Written request: Search the data for the string "младо" and gather each line it is in.

Provided information:
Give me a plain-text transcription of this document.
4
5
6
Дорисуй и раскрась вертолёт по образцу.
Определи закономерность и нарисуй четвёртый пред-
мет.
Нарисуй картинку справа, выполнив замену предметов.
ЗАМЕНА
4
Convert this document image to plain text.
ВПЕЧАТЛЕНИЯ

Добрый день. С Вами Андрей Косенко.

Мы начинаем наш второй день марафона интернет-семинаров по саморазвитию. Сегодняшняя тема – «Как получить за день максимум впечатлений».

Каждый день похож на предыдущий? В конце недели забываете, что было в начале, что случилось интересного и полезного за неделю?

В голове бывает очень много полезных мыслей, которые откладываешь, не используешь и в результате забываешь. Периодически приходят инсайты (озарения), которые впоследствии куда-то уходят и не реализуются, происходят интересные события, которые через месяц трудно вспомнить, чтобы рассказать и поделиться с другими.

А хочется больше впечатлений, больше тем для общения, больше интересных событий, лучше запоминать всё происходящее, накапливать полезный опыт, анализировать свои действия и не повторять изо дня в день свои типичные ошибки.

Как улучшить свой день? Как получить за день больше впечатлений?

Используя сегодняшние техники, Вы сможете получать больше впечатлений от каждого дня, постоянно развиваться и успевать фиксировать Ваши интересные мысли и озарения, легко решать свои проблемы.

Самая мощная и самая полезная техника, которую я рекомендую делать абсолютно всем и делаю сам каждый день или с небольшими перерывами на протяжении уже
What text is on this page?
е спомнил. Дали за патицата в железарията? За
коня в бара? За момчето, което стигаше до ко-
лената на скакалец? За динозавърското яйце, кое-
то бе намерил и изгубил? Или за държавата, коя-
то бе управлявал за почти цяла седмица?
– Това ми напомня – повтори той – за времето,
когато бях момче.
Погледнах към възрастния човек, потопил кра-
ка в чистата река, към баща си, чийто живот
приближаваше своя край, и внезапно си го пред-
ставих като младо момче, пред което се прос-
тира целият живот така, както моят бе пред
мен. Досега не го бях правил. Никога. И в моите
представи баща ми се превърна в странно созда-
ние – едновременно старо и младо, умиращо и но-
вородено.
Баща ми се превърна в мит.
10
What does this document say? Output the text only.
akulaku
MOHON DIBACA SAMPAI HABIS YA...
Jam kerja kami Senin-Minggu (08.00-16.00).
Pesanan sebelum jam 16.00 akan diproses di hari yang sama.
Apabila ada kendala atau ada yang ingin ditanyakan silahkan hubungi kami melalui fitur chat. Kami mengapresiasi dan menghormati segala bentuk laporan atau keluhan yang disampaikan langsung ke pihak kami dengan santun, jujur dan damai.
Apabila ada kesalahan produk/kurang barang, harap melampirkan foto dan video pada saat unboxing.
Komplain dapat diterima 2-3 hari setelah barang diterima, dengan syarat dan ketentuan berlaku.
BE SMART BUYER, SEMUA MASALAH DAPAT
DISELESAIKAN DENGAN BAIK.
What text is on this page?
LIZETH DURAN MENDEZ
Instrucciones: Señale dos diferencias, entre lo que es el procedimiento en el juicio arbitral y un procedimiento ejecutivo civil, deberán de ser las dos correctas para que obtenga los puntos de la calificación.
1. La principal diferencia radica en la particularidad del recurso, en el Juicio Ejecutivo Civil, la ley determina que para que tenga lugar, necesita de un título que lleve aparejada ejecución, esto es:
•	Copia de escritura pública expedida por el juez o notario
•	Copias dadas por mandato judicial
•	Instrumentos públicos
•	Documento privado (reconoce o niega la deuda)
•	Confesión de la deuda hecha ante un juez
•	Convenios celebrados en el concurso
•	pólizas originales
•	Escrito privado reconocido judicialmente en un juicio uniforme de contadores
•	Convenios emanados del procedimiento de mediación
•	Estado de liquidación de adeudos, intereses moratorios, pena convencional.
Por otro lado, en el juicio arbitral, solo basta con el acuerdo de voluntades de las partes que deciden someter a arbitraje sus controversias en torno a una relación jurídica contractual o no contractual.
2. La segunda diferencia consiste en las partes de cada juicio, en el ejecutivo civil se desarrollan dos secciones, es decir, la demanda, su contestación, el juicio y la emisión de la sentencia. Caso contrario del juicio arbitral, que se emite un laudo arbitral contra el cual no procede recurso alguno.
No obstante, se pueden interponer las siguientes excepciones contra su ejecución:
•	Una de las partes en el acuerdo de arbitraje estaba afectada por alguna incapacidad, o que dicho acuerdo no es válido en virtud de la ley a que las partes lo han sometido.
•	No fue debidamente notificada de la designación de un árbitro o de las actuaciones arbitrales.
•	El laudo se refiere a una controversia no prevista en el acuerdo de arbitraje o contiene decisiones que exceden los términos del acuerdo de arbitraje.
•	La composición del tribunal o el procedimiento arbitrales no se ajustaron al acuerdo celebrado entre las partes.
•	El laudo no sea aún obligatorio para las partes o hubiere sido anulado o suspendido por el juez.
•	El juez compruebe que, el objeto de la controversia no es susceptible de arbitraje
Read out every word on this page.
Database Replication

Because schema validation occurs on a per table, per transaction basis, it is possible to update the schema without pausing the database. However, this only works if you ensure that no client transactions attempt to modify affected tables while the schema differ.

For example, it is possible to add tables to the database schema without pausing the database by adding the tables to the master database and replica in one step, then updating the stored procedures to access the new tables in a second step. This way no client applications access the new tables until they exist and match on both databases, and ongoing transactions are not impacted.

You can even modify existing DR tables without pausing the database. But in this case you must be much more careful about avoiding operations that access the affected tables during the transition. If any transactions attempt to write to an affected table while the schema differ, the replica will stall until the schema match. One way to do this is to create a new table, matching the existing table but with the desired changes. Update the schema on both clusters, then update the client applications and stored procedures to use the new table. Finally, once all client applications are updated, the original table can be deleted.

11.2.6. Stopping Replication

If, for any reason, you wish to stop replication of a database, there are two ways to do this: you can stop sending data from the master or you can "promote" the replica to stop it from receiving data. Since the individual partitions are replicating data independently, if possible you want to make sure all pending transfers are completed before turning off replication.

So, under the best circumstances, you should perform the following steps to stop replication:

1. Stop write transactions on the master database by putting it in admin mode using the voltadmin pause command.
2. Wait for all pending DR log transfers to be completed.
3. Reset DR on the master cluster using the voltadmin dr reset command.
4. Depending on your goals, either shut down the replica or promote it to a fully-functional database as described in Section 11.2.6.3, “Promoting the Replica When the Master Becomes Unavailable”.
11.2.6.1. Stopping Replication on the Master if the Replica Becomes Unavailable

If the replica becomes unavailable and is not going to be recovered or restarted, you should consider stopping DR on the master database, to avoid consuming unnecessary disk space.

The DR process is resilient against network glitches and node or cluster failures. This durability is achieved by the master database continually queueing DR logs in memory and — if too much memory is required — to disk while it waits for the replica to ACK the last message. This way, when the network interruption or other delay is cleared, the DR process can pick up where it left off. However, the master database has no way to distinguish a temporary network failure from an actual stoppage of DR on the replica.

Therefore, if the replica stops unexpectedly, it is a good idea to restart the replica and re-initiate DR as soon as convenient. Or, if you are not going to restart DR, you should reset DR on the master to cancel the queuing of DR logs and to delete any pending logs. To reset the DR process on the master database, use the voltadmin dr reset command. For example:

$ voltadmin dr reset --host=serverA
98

Response:
ставих като младо момче, пред което се прос-
ние – едновременно старо и младо, умиращо и но-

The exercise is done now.